* PROVIDED ENTRIES
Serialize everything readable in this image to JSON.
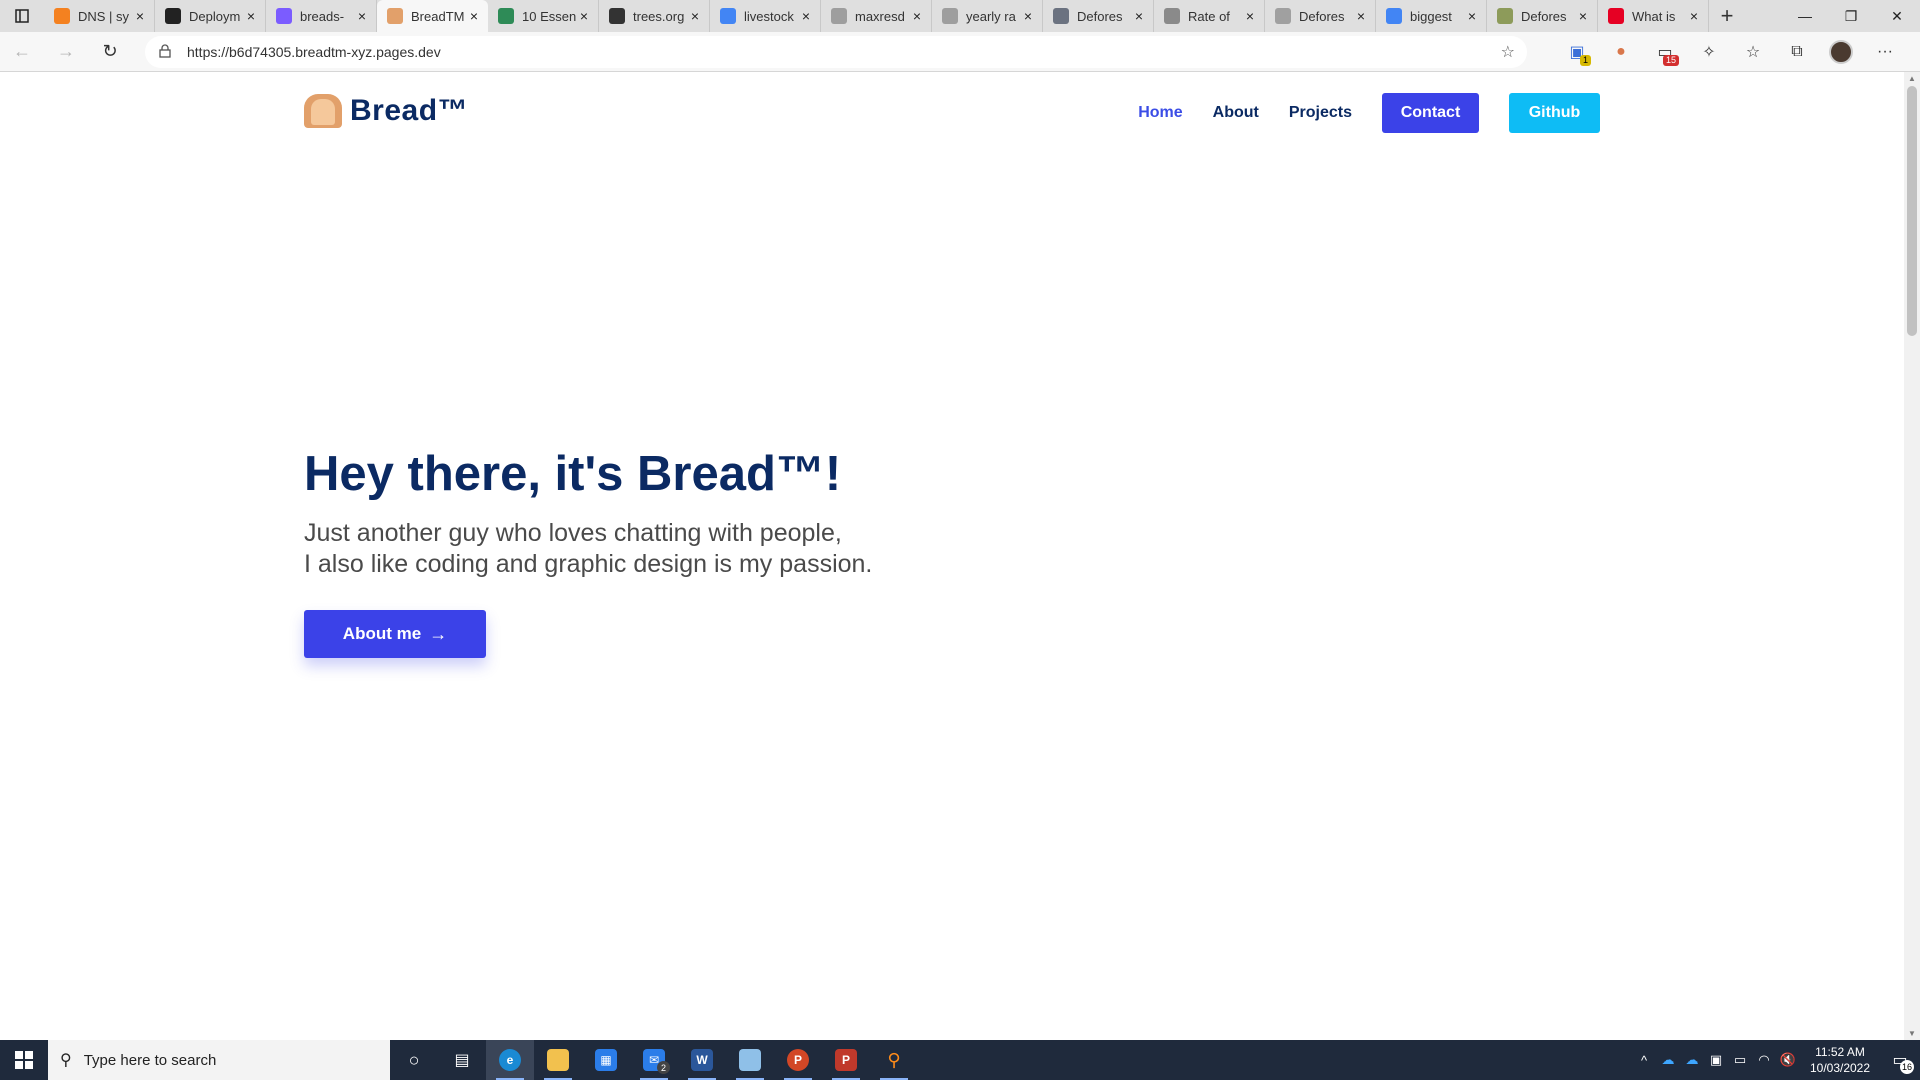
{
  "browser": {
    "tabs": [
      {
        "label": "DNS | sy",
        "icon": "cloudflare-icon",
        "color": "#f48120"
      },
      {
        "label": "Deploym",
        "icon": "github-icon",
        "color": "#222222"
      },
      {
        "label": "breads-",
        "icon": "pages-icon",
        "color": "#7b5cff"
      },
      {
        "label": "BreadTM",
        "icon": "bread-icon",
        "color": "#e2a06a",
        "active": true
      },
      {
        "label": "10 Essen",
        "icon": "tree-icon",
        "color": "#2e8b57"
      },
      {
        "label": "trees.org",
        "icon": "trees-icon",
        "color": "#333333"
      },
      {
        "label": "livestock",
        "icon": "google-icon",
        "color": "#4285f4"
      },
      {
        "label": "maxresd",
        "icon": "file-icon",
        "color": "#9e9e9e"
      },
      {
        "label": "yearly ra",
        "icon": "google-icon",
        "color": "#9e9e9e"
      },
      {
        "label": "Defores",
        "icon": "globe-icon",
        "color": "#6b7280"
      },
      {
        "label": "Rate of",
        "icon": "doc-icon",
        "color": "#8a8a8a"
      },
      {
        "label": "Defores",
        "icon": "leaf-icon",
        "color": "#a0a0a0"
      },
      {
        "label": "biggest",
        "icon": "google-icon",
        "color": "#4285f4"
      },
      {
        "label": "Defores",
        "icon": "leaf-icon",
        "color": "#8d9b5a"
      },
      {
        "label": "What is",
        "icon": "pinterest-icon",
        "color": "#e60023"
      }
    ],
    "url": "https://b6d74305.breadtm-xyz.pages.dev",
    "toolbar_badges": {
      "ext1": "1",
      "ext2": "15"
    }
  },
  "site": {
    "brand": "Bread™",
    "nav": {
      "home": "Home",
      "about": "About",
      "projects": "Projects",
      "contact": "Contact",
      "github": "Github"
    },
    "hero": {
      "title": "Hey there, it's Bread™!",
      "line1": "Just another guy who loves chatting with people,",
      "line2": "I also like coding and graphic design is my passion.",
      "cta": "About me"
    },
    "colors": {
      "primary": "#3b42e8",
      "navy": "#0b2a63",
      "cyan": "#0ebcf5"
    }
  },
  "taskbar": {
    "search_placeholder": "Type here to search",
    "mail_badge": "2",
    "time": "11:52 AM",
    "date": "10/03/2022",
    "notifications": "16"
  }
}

==

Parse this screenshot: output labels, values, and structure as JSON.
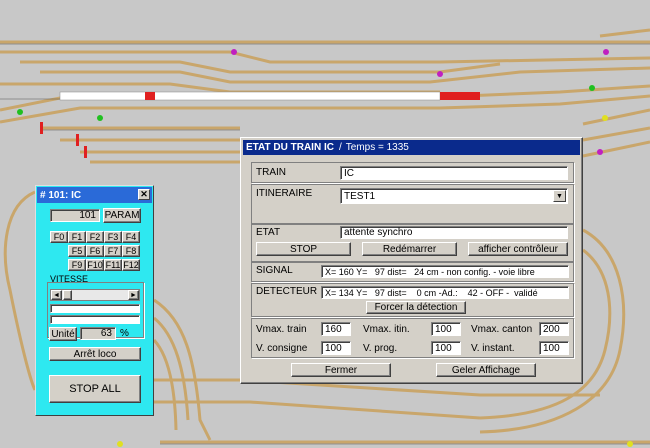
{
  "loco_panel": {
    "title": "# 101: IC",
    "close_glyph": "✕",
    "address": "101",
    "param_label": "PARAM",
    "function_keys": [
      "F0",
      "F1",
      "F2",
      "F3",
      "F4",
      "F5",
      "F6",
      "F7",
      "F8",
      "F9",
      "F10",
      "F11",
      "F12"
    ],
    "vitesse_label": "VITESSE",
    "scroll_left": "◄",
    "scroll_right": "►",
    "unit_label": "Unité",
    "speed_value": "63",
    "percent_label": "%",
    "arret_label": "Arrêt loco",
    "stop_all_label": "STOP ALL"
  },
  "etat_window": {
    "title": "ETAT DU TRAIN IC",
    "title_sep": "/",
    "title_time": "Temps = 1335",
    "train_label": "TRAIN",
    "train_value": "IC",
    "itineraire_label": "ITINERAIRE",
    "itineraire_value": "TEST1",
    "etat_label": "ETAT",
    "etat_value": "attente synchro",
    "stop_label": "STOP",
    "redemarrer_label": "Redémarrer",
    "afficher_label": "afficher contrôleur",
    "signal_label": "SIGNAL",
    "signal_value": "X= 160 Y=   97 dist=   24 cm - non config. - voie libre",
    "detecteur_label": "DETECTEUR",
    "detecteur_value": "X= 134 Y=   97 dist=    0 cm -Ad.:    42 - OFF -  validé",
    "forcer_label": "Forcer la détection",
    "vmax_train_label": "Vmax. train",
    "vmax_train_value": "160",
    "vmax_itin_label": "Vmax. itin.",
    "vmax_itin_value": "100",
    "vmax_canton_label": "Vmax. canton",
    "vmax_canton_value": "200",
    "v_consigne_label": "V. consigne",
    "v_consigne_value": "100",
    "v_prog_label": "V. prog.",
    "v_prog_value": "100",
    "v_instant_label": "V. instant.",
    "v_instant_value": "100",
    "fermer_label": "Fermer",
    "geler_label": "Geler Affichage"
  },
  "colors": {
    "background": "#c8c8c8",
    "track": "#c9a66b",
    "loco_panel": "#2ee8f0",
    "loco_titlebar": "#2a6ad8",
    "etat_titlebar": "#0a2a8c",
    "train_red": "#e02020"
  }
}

--

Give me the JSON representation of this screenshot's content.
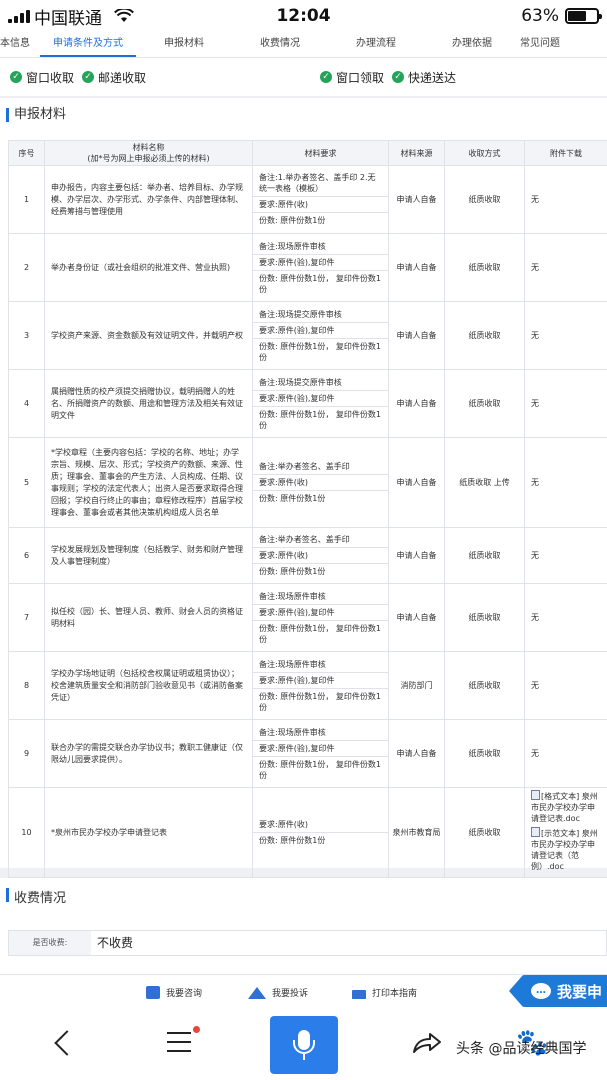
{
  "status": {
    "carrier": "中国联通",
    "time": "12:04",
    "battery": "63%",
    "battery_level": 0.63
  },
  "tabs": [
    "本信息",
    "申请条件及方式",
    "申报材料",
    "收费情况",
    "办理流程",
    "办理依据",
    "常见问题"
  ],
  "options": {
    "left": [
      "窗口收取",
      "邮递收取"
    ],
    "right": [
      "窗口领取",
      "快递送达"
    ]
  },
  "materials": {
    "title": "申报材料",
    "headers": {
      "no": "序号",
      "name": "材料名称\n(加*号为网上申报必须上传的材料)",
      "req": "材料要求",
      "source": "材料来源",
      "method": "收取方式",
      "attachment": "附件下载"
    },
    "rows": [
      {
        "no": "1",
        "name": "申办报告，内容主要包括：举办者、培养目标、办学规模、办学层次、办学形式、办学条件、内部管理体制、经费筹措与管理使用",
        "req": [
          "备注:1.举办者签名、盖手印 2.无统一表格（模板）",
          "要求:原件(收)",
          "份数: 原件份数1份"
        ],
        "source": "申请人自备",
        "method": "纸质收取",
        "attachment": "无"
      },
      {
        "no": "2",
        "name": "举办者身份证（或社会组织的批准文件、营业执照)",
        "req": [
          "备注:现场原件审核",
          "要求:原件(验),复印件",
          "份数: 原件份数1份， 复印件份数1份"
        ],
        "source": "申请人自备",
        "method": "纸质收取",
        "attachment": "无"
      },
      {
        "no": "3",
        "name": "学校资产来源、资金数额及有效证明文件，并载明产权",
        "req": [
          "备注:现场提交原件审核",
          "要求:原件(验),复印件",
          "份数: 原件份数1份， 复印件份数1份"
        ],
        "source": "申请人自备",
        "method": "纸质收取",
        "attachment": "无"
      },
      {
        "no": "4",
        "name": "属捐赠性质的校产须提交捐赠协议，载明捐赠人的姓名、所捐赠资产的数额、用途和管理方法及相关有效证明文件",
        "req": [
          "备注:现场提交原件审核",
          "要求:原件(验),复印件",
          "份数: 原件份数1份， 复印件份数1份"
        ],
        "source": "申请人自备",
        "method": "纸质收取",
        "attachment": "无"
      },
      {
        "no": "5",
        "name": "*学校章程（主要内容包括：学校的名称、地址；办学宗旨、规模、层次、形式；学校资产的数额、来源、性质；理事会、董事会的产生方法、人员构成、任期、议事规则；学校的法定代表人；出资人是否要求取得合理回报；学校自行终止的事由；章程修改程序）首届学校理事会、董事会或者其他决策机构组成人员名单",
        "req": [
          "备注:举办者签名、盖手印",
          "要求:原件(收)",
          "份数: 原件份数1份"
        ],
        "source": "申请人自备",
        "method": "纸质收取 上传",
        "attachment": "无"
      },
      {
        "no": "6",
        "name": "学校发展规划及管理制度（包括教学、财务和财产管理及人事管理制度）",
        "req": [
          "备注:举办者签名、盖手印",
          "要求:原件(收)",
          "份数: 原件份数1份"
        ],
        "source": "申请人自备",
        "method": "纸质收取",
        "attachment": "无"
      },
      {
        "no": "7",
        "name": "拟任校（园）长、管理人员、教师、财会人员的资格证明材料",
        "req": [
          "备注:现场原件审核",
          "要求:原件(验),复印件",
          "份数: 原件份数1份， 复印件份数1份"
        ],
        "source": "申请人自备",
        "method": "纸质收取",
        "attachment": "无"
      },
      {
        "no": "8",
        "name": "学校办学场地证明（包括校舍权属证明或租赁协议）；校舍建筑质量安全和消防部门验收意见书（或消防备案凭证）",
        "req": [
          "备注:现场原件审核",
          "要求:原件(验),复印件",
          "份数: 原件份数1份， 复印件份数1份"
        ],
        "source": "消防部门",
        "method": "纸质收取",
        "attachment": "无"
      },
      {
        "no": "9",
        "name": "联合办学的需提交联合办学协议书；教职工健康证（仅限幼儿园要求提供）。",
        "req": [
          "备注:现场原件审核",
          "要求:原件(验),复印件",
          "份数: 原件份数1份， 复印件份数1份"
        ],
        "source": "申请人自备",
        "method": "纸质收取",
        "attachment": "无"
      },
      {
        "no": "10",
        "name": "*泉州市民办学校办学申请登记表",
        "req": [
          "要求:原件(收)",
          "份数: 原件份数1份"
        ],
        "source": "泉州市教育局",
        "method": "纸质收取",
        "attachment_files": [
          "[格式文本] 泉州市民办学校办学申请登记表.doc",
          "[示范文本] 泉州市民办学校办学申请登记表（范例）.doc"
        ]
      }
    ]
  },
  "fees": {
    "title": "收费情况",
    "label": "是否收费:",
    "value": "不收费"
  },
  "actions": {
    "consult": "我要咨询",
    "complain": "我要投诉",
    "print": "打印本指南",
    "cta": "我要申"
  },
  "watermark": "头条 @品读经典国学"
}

* GIVEN REQUEST
Find the lines holding "dist" and list every one.

* RESULT OF THE EXERCISE
    "signal_value": "X= 160 Y=   97 dist=   24 cm - non config. - voie libre",
    "detecteur_value": "X= 134 Y=   97 dist=    0 cm -Ad.:    42 - OFF -  validé",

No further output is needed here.